> [Collected data]

^^^^^^^^^^^^^^^^

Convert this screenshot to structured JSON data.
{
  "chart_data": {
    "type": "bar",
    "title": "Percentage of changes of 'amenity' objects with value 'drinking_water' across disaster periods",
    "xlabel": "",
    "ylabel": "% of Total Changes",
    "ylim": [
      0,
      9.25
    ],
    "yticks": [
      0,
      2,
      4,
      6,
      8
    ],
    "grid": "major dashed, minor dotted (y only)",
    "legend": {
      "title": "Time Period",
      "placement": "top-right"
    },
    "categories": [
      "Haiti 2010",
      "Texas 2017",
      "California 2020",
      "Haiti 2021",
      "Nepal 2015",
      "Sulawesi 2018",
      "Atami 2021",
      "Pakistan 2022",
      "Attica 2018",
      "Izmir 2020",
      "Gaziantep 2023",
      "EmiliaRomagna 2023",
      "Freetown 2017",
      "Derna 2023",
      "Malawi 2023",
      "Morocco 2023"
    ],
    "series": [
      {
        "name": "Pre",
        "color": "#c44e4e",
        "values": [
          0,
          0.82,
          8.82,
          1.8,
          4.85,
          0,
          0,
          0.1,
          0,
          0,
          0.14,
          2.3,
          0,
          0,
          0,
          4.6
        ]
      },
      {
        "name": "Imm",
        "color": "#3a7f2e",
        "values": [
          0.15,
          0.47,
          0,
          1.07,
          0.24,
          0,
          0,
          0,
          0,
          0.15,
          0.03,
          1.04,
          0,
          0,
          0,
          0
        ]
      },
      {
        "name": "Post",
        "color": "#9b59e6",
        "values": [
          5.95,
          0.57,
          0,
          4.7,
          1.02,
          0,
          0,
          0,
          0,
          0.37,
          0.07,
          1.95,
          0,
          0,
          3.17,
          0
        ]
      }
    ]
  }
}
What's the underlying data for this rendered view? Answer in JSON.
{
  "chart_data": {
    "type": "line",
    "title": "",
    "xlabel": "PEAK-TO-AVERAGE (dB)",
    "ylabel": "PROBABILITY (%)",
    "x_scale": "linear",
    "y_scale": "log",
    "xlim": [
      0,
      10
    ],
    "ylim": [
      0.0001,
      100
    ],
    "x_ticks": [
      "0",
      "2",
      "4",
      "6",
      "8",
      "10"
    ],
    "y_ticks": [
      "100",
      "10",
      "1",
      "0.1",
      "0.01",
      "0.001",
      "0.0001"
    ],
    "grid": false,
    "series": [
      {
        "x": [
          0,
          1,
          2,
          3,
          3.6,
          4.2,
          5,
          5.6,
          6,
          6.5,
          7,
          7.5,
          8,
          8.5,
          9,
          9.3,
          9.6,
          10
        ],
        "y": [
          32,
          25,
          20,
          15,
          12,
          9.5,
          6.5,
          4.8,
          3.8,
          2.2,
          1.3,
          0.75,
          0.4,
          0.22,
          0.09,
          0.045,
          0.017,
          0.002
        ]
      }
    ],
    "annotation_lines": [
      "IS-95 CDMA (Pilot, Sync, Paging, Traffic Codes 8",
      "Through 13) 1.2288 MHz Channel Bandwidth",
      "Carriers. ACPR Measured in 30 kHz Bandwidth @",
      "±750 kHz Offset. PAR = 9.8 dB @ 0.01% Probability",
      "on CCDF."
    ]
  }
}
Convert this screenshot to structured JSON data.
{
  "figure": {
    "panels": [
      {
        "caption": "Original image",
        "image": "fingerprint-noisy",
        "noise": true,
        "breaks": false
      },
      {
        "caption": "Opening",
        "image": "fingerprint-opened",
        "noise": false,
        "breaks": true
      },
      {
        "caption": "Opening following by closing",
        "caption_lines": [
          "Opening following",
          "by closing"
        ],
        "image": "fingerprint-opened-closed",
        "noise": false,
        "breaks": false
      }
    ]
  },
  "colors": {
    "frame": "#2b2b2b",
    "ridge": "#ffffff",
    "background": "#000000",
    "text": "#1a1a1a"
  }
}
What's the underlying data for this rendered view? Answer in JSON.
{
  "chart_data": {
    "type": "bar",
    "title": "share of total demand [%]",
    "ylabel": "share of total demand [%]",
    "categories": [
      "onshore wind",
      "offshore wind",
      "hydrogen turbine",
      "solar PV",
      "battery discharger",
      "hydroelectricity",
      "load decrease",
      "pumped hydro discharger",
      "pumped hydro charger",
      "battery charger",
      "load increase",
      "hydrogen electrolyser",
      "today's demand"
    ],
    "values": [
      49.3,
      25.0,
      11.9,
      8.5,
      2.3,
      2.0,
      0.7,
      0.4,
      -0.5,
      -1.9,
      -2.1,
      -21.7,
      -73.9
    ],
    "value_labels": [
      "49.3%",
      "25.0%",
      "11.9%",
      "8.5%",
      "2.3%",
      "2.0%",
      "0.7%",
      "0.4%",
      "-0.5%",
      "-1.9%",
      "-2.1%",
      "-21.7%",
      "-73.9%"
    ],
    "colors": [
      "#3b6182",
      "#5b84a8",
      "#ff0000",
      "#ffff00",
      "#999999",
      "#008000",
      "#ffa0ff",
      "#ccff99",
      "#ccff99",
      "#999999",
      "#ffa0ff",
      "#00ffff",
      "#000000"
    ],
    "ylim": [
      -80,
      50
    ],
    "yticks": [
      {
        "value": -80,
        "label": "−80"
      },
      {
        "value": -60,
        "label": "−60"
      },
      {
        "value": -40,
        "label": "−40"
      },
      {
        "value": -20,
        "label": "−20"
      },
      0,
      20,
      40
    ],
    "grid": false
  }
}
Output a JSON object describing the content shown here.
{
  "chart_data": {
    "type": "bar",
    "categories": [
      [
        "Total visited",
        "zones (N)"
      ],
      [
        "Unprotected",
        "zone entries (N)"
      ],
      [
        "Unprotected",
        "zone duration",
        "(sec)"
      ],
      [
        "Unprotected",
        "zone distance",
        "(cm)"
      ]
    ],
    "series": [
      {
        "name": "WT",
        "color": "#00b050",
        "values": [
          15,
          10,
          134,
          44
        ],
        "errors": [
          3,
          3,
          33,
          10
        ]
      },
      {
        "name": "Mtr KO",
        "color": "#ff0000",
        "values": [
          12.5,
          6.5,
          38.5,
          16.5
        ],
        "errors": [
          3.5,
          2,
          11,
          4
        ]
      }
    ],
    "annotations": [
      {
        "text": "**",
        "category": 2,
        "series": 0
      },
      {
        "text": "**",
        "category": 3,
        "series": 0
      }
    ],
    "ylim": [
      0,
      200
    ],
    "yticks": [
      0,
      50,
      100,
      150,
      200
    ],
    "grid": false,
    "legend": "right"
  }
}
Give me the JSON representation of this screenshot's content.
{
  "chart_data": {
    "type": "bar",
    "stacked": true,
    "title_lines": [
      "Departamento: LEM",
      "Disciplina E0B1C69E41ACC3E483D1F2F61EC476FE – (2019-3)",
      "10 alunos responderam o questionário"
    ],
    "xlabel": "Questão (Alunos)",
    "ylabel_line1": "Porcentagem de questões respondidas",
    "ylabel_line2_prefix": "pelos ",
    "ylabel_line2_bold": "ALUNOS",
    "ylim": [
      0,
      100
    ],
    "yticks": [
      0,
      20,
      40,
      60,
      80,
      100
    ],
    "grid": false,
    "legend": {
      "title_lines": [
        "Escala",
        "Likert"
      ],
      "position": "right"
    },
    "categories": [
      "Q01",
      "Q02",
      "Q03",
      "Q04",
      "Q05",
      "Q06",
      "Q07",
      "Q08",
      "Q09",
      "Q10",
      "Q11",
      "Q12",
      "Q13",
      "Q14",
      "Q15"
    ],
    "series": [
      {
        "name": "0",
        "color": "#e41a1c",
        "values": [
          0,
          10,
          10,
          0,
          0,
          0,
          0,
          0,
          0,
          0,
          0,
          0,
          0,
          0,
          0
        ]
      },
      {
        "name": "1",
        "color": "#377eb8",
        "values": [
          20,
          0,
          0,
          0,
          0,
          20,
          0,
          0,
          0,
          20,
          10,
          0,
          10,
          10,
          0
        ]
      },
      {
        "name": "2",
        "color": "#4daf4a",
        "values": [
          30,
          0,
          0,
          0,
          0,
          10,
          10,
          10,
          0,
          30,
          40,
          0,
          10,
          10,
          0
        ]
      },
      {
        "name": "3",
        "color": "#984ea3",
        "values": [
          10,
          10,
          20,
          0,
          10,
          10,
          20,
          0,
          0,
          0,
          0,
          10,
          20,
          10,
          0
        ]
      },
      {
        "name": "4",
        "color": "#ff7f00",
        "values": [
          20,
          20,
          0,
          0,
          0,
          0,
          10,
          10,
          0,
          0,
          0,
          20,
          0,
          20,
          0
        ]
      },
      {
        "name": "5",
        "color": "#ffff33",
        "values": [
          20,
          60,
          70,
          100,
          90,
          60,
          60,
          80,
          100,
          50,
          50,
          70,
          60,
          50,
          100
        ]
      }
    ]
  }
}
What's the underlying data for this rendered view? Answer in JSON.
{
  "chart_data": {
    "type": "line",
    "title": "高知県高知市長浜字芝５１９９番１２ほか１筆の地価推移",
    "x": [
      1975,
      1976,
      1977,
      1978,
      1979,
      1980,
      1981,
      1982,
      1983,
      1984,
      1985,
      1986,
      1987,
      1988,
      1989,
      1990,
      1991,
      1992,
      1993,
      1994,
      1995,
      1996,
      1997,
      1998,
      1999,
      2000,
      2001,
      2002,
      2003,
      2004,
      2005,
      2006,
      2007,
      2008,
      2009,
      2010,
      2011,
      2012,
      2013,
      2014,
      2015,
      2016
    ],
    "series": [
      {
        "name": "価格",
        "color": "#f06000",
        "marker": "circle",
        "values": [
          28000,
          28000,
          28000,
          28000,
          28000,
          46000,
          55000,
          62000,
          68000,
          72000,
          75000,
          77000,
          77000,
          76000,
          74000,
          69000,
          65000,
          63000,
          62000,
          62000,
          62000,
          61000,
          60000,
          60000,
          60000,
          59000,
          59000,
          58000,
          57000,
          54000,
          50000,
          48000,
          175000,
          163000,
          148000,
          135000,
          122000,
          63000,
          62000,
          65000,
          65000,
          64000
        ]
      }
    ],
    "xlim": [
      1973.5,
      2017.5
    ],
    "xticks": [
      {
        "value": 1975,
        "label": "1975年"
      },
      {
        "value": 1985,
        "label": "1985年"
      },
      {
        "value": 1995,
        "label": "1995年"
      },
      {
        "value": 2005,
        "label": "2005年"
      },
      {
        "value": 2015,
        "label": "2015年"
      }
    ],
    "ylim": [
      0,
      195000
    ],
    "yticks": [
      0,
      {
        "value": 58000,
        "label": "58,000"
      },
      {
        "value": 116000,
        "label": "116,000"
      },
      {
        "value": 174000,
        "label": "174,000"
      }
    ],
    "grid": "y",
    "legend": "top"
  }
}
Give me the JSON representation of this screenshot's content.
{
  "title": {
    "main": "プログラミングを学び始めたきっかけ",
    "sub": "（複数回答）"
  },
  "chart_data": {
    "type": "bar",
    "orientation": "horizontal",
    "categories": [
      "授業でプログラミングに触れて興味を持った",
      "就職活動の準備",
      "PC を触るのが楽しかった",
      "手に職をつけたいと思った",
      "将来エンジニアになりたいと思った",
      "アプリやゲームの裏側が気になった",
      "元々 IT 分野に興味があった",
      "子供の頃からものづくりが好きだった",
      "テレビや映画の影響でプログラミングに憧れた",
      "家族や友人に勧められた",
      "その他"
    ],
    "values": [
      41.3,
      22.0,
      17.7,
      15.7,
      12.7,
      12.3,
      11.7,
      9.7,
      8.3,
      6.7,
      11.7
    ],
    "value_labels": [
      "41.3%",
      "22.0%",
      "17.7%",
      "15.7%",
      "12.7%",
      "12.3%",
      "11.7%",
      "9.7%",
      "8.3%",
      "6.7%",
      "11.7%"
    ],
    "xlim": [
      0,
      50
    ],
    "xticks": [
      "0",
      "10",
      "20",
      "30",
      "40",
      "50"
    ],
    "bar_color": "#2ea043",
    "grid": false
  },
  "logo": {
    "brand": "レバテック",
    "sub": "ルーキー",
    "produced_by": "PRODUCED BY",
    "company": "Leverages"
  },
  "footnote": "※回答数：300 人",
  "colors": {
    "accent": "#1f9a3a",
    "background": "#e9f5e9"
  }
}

^^^^^^^^^^^^^^^^

Among the lines of the listing, how many hold the string "fingerprint"? Respond with only the number.

3